**Your instructions:** Gather each line in the entries that includes the string "導入を検討している".

**Material for this exercise:**
· · · · · · ·

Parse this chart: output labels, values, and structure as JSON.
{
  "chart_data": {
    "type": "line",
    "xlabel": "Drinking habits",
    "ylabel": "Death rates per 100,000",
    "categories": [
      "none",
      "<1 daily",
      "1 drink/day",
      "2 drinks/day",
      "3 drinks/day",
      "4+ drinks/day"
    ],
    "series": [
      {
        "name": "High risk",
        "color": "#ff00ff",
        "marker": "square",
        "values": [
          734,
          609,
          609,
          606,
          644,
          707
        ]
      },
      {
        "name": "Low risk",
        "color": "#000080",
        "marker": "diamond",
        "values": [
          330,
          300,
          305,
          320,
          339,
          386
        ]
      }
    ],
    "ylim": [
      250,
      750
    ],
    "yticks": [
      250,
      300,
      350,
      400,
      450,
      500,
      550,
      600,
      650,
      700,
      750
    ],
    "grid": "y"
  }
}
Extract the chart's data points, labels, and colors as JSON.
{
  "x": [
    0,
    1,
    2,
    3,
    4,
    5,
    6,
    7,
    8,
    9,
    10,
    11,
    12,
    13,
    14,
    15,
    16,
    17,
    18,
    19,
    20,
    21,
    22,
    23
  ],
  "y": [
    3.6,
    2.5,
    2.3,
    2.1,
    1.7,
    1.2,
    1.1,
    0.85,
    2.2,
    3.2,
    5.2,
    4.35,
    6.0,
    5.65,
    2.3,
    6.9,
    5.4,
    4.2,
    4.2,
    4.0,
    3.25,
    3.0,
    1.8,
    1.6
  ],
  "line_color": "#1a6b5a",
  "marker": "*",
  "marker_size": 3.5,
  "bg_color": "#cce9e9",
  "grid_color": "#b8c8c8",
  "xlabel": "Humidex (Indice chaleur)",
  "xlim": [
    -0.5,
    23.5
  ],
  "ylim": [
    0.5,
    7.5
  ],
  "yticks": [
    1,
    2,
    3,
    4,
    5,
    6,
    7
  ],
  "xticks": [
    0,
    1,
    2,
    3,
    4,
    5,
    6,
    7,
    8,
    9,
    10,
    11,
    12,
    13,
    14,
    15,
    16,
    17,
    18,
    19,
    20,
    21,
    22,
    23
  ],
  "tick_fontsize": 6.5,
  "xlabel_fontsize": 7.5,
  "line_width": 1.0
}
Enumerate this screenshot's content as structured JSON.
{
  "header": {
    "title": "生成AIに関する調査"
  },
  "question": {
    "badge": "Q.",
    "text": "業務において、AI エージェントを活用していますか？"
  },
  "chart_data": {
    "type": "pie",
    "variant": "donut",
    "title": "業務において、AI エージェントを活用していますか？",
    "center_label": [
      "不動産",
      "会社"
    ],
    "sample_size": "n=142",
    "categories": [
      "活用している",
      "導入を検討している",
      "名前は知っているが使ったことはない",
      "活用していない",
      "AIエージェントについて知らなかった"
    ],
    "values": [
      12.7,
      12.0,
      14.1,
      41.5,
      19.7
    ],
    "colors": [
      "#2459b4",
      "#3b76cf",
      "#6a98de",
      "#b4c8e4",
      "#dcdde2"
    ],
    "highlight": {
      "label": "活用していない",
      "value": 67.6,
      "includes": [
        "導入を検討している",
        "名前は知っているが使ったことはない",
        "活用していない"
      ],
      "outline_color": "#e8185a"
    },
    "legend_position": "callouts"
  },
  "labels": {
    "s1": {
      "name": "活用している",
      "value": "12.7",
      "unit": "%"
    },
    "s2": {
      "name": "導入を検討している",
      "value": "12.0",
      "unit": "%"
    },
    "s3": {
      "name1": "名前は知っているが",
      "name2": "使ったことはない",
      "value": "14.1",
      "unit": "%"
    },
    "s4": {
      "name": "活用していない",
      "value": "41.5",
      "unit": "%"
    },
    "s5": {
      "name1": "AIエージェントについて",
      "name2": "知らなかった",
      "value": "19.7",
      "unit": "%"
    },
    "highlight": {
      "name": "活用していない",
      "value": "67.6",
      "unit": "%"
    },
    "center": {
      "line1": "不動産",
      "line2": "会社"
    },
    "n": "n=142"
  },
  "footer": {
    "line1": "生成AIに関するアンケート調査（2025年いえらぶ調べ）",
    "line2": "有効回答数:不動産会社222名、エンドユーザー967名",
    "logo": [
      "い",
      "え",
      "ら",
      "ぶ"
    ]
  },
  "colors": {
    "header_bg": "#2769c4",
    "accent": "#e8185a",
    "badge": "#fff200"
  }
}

· · · · · · ·

**Result:**
      "導入を検討している",
        "導入を検討している",
      "name": "導入を検討している",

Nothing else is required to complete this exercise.